- **Exercise aim**
Search the material and gather each line with "Total" in it.

[begin Record excerpts]

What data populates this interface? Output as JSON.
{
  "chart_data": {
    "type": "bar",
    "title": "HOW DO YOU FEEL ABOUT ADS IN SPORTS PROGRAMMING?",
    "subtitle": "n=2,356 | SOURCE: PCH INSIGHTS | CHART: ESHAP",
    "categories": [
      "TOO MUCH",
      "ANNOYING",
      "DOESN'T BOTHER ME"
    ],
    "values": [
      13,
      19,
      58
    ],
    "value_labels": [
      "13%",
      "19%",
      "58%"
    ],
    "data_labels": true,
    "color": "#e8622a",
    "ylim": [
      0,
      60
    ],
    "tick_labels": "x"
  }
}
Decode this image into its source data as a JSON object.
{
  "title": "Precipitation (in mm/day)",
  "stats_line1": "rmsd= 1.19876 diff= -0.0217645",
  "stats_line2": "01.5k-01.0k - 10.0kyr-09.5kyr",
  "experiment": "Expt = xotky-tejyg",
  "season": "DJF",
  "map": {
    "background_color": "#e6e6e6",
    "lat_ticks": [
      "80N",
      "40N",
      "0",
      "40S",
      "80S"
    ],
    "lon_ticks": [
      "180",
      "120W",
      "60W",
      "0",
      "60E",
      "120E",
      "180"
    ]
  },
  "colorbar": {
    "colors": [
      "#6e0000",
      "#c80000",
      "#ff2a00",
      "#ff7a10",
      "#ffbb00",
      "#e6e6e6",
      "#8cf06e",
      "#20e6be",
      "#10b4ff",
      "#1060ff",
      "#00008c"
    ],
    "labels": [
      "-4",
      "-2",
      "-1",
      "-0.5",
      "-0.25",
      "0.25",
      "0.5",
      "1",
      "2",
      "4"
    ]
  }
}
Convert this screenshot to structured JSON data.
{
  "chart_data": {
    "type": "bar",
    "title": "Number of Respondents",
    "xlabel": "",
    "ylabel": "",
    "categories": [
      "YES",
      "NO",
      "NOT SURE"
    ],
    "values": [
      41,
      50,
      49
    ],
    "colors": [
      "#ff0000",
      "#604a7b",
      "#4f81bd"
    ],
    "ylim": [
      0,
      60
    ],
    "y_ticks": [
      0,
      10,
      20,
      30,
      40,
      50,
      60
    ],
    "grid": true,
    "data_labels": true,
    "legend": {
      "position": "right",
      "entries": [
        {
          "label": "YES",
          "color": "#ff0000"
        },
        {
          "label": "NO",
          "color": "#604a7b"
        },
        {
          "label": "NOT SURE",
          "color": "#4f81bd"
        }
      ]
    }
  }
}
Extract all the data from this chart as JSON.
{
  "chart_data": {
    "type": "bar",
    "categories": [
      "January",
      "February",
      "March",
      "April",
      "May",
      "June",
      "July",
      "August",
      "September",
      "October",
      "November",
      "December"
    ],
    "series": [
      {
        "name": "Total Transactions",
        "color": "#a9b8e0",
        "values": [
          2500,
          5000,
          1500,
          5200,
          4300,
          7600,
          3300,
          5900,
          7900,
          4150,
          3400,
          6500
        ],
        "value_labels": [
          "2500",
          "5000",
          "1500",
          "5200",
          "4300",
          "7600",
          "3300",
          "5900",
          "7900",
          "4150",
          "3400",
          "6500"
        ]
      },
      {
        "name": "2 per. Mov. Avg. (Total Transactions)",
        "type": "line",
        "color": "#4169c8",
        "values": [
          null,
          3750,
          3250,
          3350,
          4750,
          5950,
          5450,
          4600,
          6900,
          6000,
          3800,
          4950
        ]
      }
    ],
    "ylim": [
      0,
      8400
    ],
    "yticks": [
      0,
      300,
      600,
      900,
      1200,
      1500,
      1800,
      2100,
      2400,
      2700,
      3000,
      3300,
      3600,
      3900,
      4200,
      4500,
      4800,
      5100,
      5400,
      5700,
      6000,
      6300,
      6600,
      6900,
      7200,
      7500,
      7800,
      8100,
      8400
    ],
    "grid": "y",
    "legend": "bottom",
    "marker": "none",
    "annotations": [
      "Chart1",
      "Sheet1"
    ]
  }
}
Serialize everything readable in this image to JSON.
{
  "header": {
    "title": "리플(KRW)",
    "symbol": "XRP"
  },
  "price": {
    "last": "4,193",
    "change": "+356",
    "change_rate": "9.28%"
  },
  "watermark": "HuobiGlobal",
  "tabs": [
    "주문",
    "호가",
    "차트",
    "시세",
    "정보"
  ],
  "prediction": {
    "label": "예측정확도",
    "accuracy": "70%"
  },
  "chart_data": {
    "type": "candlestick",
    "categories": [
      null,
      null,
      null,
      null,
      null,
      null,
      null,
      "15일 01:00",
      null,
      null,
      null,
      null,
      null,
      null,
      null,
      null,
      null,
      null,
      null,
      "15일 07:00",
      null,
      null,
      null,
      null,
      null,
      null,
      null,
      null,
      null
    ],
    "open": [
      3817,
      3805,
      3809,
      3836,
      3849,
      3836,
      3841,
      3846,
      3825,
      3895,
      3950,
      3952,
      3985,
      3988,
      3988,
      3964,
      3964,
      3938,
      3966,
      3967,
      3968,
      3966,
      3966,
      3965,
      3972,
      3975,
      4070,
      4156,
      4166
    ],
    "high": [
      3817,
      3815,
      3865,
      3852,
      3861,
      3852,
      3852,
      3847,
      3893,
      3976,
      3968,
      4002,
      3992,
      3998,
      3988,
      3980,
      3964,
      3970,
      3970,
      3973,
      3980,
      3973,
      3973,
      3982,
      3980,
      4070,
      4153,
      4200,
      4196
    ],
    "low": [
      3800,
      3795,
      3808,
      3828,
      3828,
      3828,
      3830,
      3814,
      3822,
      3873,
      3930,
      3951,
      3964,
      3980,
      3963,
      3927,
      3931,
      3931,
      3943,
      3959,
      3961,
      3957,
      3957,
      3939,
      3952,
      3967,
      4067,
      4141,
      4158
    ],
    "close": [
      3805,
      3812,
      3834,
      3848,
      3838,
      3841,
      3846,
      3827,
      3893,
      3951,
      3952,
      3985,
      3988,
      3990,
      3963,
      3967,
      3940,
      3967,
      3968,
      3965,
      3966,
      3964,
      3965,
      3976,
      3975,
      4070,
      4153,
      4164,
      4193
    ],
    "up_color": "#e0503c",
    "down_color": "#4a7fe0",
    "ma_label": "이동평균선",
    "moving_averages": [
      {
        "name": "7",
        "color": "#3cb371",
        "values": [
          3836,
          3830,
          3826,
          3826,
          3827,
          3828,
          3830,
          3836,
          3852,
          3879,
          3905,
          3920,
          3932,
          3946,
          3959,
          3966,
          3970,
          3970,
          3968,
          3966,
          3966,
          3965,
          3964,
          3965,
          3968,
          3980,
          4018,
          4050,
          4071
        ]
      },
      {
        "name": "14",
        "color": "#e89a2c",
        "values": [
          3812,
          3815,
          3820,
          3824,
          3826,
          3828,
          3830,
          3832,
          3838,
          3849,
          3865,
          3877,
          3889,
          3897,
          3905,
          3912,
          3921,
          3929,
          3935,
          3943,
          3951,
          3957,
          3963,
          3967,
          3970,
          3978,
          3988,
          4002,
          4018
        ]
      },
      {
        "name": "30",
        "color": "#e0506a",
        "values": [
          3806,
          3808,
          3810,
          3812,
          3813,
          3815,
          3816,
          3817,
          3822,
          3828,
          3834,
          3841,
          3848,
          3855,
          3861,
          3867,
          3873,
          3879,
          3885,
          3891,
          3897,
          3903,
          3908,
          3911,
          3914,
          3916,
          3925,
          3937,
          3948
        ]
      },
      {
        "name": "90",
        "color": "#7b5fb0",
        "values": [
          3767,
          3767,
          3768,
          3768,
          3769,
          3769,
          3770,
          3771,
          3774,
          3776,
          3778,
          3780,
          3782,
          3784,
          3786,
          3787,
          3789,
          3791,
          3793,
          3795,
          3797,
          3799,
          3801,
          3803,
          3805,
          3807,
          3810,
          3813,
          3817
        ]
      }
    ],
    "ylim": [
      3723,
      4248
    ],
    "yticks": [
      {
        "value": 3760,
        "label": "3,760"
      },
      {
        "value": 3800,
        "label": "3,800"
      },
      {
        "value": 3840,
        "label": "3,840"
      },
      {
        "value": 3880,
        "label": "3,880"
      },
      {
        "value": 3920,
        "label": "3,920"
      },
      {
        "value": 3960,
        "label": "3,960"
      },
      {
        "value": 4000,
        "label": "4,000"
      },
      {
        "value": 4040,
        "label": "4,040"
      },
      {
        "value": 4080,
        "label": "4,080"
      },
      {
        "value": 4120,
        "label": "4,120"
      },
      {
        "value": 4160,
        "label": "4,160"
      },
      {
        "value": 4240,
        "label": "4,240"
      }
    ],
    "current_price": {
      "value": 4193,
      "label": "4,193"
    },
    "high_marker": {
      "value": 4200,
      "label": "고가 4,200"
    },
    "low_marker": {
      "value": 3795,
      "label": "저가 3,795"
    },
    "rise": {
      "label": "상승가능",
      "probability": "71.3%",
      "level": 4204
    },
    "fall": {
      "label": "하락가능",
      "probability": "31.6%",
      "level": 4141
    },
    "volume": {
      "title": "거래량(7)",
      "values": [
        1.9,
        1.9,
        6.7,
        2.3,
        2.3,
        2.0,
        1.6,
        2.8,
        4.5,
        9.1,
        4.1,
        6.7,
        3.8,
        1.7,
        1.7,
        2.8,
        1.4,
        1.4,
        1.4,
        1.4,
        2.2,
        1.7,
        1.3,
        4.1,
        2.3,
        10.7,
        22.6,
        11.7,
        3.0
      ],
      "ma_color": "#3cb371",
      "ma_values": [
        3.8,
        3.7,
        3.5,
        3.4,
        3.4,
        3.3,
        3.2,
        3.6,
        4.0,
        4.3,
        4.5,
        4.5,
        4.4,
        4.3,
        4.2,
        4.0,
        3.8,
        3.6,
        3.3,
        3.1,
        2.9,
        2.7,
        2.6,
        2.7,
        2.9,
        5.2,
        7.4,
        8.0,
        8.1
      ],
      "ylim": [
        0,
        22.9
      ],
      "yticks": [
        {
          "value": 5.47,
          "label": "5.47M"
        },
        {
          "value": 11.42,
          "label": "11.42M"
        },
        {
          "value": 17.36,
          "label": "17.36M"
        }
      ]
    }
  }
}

[end Record excerpts]

- **Task output**
        "name": "Total Transactions",
        "name": "2 per. Mov. Avg. (Total Transactions)",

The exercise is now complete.